##### Information supplied #####

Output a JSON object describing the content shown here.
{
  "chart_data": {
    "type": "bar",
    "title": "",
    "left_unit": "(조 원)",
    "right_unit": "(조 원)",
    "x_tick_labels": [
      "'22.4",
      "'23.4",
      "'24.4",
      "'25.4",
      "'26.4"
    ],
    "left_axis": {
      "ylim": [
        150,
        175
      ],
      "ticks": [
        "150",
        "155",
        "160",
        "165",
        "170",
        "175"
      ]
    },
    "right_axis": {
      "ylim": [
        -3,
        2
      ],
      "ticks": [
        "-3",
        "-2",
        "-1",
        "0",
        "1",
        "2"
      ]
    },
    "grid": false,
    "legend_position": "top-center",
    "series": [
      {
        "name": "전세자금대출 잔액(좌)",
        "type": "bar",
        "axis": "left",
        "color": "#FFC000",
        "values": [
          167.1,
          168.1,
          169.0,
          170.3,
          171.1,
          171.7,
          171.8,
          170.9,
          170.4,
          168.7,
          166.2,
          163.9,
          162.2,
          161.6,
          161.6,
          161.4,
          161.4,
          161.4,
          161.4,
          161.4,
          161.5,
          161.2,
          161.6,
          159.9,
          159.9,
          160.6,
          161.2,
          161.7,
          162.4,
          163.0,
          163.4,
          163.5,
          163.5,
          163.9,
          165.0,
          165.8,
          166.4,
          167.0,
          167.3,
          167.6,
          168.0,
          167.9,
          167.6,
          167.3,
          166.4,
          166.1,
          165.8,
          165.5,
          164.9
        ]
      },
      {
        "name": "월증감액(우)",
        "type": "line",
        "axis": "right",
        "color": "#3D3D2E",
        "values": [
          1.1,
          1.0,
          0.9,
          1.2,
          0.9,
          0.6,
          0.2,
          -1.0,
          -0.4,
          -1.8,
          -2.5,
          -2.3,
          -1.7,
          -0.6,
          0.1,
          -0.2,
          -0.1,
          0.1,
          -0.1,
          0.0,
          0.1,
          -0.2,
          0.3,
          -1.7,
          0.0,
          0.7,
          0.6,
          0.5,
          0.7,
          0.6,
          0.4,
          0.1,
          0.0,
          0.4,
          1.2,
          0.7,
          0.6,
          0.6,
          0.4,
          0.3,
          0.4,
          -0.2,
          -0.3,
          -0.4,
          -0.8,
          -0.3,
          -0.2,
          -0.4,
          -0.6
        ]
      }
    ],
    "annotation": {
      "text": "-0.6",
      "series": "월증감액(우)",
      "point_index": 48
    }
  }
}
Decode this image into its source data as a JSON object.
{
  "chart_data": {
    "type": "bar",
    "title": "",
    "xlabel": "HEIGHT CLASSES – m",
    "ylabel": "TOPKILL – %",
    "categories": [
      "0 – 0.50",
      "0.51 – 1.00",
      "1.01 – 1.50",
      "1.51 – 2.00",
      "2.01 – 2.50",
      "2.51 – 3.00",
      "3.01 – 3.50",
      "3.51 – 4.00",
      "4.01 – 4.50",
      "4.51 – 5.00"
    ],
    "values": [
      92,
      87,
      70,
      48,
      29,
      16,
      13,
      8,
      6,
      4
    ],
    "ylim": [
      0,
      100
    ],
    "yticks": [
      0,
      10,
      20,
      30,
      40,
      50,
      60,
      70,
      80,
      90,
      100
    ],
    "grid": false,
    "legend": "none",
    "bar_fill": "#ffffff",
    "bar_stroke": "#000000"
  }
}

#####

[Short exercise] Repeat the material above in full, exactly as it stands.

[Exercise answer]
Output a JSON object describing the content shown here.
{
  "chart_data": {
    "type": "bar",
    "title": "",
    "left_unit": "(조 원)",
    "right_unit": "(조 원)",
    "x_tick_labels": [
      "'22.4",
      "'23.4",
      "'24.4",
      "'25.4",
      "'26.4"
    ],
    "left_axis": {
      "ylim": [
        150,
        175
      ],
      "ticks": [
        "150",
        "155",
        "160",
        "165",
        "170",
        "175"
      ]
    },
    "right_axis": {
      "ylim": [
        -3,
        2
      ],
      "ticks": [
        "-3",
        "-2",
        "-1",
        "0",
        "1",
        "2"
      ]
    },
    "grid": false,
    "legend_position": "top-center",
    "series": [
      {
        "name": "전세자금대출 잔액(좌)",
        "type": "bar",
        "axis": "left",
        "color": "#FFC000",
        "values": [
          167.1,
          168.1,
          169.0,
          170.3,
          171.1,
          171.7,
          171.8,
          170.9,
          170.4,
          168.7,
          166.2,
          163.9,
          162.2,
          161.6,
          161.6,
          161.4,
          161.4,
          161.4,
          161.4,
          161.4,
          161.5,
          161.2,
          161.6,
          159.9,
          159.9,
          160.6,
          161.2,
          161.7,
          162.4,
          163.0,
          163.4,
          163.5,
          163.5,
          163.9,
          165.0,
          165.8,
          166.4,
          167.0,
          167.3,
          167.6,
          168.0,
          167.9,
          167.6,
          167.3,
          166.4,
          166.1,
          165.8,
          165.5,
          164.9
        ]
      },
      {
        "name": "월증감액(우)",
        "type": "line",
        "axis": "right",
        "color": "#3D3D2E",
        "values": [
          1.1,
          1.0,
          0.9,
          1.2,
          0.9,
          0.6,
          0.2,
          -1.0,
          -0.4,
          -1.8,
          -2.5,
          -2.3,
          -1.7,
          -0.6,
          0.1,
          -0.2,
          -0.1,
          0.1,
          -0.1,
          0.0,
          0.1,
          -0.2,
          0.3,
          -1.7,
          0.0,
          0.7,
          0.6,
          0.5,
          0.7,
          0.6,
          0.4,
          0.1,
          0.0,
          0.4,
          1.2,
          0.7,
          0.6,
          0.6,
          0.4,
          0.3,
          0.4,
          -0.2,
          -0.3,
          -0.4,
          -0.8,
          -0.3,
          -0.2,
          -0.4,
          -0.6
        ]
      }
    ],
    "annotation": {
      "text": "-0.6",
      "series": "월증감액(우)",
      "point_index": 48
    }
  }
}
Decode this image into its source data as a JSON object.
{
  "chart_data": {
    "type": "bar",
    "title": "",
    "xlabel": "HEIGHT CLASSES – m",
    "ylabel": "TOPKILL – %",
    "categories": [
      "0 – 0.50",
      "0.51 – 1.00",
      "1.01 – 1.50",
      "1.51 – 2.00",
      "2.01 – 2.50",
      "2.51 – 3.00",
      "3.01 – 3.50",
      "3.51 – 4.00",
      "4.01 – 4.50",
      "4.51 – 5.00"
    ],
    "values": [
      92,
      87,
      70,
      48,
      29,
      16,
      13,
      8,
      6,
      4
    ],
    "ylim": [
      0,
      100
    ],
    "yticks": [
      0,
      10,
      20,
      30,
      40,
      50,
      60,
      70,
      80,
      90,
      100
    ],
    "grid": false,
    "legend": "none",
    "bar_fill": "#ffffff",
    "bar_stroke": "#000000"
  }
}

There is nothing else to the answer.